• [Task]: Lift out all lines below that contain "representation".

• [Items]:
[Start]
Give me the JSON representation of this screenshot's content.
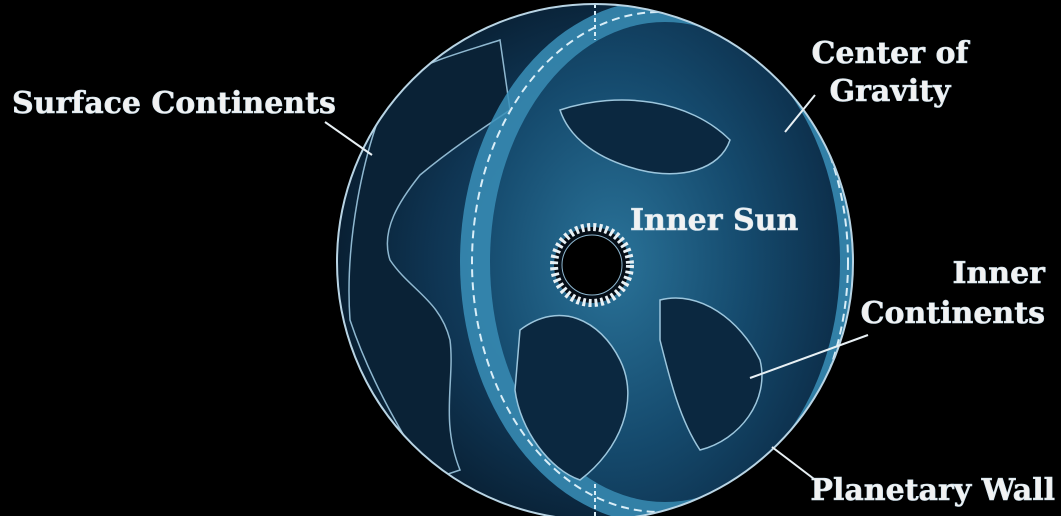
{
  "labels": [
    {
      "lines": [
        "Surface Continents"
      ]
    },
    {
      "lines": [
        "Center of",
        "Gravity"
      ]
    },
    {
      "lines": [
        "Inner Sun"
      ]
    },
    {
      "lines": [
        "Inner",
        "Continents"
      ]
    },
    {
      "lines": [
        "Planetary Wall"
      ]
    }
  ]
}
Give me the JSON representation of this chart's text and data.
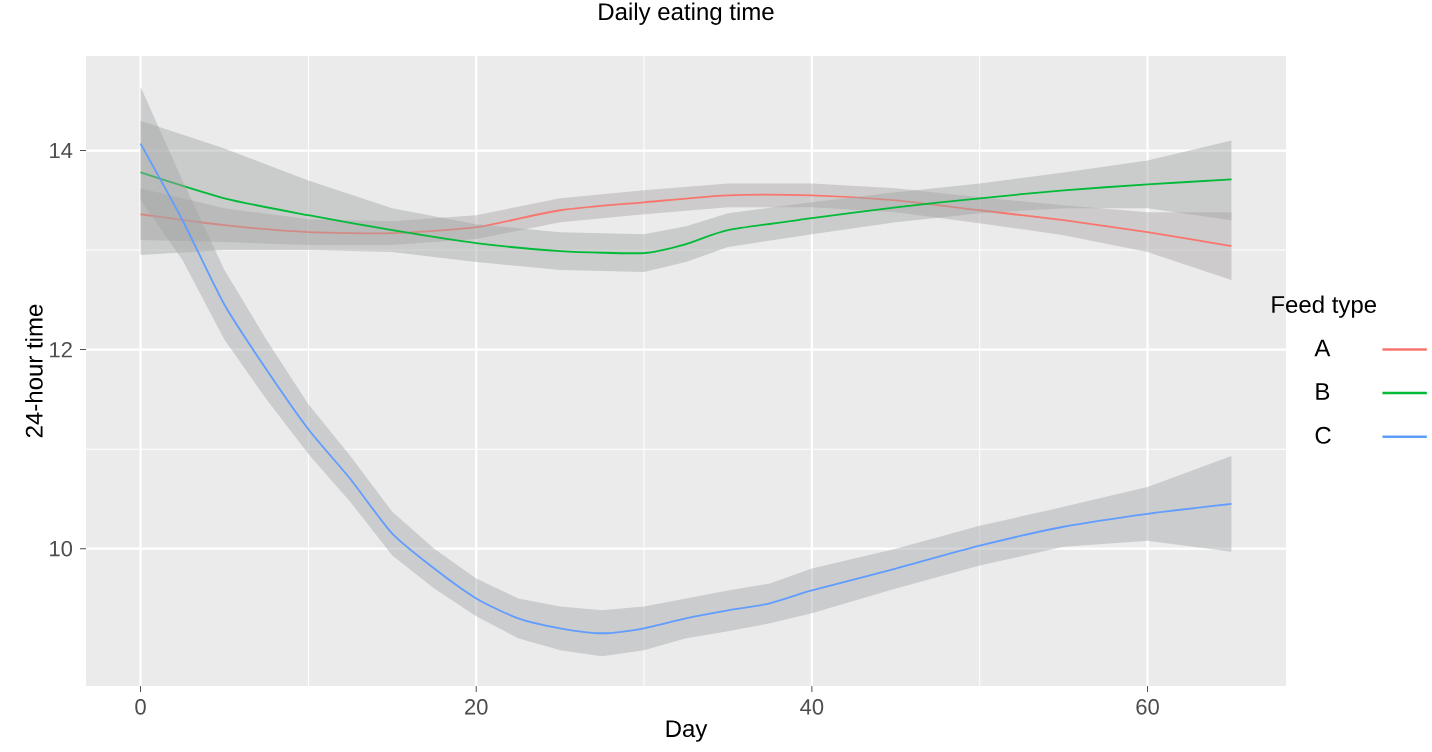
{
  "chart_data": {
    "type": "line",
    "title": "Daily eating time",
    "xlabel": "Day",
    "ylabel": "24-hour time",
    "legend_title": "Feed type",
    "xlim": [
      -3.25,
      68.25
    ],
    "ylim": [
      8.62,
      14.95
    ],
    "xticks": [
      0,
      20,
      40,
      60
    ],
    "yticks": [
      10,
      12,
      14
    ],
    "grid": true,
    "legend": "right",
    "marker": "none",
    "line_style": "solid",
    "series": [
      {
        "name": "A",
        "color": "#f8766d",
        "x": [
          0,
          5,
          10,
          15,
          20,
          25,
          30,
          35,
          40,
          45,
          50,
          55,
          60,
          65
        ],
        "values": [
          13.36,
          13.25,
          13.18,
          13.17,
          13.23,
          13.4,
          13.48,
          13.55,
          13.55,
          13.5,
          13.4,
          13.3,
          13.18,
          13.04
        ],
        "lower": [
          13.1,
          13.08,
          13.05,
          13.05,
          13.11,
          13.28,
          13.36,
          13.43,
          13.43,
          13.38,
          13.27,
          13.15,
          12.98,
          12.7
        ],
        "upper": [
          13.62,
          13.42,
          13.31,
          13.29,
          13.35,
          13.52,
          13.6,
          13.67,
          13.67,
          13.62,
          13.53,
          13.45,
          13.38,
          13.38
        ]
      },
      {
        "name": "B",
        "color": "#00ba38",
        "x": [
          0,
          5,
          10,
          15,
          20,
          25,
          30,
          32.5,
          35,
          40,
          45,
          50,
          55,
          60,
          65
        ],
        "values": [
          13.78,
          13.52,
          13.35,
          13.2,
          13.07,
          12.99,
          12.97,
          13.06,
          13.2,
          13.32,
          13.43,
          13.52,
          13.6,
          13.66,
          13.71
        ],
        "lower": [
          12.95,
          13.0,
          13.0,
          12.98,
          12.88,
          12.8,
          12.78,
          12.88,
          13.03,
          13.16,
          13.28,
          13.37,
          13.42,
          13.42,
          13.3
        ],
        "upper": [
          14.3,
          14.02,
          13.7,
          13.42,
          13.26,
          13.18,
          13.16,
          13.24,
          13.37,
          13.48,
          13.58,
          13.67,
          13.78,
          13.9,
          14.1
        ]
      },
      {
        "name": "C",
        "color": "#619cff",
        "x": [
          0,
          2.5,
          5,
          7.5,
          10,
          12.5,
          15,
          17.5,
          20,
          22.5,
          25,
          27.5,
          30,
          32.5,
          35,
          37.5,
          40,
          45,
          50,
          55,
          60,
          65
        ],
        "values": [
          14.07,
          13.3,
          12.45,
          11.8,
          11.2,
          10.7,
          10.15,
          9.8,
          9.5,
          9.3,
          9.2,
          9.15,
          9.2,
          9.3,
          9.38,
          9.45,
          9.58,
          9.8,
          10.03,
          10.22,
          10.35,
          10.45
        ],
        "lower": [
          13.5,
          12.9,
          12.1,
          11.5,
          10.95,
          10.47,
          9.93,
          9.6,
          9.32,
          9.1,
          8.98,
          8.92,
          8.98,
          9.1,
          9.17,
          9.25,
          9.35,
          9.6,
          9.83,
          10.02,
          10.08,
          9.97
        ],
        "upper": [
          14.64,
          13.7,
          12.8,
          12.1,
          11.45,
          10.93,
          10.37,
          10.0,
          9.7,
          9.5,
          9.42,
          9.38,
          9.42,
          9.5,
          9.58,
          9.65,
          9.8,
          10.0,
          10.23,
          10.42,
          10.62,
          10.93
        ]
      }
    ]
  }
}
[End]
[Start]
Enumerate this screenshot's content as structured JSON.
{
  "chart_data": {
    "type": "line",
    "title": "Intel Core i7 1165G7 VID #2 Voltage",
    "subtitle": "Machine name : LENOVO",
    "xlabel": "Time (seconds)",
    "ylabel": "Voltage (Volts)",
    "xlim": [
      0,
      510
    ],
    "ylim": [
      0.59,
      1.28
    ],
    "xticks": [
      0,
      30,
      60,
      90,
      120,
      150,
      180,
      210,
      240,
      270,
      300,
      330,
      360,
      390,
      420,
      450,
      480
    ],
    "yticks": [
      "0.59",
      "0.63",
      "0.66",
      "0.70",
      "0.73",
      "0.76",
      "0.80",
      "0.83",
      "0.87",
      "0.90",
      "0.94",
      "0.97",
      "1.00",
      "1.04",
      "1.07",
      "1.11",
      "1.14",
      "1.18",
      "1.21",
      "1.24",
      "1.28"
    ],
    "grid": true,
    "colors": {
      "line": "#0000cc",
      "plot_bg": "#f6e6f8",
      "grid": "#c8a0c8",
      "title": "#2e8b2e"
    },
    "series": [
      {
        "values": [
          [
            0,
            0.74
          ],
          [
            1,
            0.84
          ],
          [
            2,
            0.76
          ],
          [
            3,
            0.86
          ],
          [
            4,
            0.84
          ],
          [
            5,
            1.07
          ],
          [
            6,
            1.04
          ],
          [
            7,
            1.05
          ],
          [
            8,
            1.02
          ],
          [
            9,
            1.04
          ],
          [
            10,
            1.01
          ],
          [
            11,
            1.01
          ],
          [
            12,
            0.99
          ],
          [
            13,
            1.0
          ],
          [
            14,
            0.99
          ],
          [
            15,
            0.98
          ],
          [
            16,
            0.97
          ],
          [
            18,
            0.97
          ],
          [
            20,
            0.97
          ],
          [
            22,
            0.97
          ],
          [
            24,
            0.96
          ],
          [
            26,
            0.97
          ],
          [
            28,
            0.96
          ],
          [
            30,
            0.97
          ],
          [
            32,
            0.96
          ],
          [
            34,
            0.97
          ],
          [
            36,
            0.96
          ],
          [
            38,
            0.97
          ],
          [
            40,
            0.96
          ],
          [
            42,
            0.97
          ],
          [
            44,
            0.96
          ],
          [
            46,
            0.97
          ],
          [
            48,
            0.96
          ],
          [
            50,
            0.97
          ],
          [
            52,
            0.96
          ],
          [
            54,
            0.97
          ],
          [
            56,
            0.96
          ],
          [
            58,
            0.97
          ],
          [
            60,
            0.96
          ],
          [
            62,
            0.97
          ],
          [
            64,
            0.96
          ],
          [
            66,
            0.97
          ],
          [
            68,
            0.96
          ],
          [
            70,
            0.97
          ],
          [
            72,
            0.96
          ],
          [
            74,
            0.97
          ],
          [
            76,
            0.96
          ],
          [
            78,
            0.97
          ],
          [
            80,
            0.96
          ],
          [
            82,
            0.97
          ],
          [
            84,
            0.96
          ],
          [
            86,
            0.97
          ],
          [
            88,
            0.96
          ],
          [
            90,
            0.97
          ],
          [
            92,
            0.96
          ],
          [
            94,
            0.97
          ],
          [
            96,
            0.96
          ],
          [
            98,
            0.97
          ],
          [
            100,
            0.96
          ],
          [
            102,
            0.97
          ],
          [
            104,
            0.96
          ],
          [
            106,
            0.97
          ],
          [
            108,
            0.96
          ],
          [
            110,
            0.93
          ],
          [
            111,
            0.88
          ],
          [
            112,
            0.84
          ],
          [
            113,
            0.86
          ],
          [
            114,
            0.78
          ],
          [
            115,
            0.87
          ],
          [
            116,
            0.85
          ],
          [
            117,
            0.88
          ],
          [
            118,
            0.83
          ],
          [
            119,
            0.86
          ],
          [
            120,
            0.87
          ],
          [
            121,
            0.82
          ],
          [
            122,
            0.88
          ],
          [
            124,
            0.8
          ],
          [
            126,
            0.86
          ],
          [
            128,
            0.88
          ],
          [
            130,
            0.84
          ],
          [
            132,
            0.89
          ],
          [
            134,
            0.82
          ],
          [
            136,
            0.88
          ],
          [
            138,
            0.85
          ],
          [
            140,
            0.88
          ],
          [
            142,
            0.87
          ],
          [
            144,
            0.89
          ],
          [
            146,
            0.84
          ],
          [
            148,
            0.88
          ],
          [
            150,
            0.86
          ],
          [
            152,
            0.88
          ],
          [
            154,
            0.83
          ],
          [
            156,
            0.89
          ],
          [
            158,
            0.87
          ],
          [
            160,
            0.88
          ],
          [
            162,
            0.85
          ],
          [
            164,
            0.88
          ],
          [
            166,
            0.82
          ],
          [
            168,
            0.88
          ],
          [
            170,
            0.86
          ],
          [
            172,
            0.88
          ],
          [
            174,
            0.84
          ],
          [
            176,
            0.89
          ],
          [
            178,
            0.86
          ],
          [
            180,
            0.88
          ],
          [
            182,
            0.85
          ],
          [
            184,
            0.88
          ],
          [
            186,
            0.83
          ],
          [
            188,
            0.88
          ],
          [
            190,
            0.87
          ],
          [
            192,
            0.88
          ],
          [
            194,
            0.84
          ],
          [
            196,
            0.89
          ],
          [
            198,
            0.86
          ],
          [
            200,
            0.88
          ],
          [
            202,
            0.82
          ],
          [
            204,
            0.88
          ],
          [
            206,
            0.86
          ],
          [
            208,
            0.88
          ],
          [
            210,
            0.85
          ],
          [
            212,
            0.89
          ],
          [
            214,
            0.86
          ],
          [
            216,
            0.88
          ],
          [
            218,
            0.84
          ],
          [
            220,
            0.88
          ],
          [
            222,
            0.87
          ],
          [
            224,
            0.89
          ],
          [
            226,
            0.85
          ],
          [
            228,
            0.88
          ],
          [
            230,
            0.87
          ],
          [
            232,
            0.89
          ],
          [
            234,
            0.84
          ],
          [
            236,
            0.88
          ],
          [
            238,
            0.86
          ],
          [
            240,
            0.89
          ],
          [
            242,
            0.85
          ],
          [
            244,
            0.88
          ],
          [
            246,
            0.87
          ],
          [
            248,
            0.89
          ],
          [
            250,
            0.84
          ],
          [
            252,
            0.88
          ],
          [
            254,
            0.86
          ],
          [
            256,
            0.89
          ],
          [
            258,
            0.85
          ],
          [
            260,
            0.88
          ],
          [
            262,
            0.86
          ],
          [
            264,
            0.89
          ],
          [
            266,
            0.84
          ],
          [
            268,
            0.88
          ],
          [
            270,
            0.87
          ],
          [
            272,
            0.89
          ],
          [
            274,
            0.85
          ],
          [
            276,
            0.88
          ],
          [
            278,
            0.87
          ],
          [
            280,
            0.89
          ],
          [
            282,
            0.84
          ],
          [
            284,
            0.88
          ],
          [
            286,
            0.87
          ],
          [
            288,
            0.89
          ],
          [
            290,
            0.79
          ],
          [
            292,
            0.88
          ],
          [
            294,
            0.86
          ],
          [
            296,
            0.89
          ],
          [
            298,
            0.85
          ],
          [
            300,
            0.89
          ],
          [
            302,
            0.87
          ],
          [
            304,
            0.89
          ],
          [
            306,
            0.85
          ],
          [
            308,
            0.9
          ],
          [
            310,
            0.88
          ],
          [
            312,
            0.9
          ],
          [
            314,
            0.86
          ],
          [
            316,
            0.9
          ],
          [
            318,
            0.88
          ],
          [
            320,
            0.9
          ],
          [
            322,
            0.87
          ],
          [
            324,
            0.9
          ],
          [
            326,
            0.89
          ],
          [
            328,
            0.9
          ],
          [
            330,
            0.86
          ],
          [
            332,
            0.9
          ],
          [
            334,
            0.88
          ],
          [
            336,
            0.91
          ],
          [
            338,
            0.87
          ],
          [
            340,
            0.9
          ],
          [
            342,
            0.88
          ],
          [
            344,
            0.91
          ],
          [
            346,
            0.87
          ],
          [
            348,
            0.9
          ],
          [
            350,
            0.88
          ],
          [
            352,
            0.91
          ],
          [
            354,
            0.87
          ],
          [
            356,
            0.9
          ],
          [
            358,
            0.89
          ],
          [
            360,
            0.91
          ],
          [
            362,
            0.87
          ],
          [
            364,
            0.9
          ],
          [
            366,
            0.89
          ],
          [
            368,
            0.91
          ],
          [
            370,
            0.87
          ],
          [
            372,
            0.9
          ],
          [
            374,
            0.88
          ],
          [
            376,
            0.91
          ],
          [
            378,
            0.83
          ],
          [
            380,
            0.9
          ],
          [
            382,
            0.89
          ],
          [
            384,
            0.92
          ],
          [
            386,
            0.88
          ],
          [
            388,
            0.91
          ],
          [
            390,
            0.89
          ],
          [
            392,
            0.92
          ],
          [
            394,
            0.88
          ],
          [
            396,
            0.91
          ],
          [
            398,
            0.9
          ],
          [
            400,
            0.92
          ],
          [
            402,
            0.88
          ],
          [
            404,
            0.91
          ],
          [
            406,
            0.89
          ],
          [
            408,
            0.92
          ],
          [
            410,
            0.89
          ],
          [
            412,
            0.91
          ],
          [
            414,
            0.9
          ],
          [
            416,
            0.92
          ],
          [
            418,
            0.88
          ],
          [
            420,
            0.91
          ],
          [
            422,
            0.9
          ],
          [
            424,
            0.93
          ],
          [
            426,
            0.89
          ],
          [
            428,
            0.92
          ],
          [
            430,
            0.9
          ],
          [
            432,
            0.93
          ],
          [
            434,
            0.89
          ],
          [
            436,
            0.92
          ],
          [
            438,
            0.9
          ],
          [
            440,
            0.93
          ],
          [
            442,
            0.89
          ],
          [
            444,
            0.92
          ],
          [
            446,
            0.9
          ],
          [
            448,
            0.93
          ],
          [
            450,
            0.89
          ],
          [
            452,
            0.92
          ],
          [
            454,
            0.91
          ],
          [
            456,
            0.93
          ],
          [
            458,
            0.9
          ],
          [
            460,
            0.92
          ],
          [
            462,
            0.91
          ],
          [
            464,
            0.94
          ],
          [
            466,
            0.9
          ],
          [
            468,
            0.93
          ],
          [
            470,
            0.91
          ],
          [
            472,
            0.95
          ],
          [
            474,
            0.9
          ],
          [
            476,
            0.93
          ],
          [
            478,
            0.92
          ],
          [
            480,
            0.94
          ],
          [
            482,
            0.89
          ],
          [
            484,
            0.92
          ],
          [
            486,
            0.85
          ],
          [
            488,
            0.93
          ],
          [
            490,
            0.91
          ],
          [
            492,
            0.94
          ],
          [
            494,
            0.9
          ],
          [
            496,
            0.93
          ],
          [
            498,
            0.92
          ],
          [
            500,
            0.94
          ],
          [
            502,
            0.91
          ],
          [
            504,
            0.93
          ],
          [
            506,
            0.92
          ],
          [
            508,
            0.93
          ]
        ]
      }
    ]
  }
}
[End]
• [Result for this task]:
Give me the JSON representation of this screenshot's content.
Give me the JSON representation of this chart's text and data.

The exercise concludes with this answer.